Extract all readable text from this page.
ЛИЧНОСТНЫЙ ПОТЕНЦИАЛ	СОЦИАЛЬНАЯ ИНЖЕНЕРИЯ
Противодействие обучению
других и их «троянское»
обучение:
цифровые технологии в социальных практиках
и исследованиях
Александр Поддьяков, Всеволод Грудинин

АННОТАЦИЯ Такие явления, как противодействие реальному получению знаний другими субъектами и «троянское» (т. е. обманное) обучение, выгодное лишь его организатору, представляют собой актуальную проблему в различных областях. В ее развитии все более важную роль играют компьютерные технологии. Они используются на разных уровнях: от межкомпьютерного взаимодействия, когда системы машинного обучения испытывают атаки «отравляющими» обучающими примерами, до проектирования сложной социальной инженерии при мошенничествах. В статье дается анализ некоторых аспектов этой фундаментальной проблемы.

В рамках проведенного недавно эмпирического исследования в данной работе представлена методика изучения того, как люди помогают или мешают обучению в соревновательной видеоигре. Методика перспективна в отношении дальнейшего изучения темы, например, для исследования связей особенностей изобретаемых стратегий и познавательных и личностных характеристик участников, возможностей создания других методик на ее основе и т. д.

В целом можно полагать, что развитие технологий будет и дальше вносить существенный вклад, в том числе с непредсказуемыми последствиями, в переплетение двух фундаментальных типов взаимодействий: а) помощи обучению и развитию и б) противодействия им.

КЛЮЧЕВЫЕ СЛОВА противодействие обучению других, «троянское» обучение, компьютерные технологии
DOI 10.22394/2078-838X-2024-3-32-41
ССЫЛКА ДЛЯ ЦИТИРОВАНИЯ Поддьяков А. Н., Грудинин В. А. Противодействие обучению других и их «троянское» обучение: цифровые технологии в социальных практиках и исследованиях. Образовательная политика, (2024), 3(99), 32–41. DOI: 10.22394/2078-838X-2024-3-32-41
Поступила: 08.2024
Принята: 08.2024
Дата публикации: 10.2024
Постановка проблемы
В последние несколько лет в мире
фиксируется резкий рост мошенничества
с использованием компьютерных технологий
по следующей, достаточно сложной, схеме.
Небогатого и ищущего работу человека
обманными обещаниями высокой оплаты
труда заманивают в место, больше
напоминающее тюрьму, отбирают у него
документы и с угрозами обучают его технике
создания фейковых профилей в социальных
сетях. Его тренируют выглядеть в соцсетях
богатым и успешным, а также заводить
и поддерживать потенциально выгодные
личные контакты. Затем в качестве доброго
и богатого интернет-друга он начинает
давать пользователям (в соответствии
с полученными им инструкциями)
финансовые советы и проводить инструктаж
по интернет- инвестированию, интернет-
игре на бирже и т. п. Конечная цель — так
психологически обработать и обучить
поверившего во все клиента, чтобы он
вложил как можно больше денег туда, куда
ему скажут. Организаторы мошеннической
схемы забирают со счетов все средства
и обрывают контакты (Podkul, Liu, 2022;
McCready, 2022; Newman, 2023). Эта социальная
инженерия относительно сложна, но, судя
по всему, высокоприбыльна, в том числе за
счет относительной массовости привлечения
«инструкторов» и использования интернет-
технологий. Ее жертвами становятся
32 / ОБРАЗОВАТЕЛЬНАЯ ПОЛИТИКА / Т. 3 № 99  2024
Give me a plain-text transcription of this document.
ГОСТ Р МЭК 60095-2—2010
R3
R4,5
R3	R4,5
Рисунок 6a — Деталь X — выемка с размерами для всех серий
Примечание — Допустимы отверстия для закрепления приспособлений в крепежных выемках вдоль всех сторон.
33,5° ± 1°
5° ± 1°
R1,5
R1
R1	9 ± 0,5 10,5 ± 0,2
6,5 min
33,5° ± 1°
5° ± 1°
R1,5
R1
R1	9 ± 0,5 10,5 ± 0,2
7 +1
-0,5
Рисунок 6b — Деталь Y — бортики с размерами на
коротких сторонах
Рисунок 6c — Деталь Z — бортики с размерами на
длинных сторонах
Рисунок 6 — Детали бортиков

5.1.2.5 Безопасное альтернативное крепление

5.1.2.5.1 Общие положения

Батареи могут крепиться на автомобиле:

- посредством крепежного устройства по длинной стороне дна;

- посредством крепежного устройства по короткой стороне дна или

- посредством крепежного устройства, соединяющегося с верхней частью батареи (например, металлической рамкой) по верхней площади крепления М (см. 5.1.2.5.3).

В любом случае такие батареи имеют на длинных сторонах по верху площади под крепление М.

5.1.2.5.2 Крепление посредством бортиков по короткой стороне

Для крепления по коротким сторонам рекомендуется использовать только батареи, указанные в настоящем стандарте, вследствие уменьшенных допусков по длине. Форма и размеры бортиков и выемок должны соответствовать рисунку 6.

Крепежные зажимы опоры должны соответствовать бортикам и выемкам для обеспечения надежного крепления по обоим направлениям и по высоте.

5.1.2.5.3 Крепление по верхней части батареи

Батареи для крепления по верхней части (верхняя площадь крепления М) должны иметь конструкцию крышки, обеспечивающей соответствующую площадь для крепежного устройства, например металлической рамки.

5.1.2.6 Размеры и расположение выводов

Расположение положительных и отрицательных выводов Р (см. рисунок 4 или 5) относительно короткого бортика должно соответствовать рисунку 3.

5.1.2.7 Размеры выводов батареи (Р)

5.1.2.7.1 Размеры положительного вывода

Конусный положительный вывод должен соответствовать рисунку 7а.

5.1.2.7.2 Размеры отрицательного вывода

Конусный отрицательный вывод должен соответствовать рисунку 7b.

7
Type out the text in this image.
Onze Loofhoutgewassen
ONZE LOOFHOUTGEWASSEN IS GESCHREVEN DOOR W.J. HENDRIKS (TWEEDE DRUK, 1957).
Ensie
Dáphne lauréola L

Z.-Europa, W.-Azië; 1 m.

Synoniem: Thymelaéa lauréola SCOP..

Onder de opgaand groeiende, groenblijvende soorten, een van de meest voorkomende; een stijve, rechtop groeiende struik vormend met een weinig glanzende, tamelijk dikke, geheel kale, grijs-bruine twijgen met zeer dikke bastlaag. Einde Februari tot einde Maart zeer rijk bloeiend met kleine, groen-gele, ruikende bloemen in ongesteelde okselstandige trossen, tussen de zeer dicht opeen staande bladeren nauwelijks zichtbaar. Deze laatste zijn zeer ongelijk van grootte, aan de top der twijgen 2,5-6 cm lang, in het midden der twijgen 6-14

• _Task instructions_: Check each line of these records for the string "короткой" and state only how many lines have it.

• _Exercise result_: 2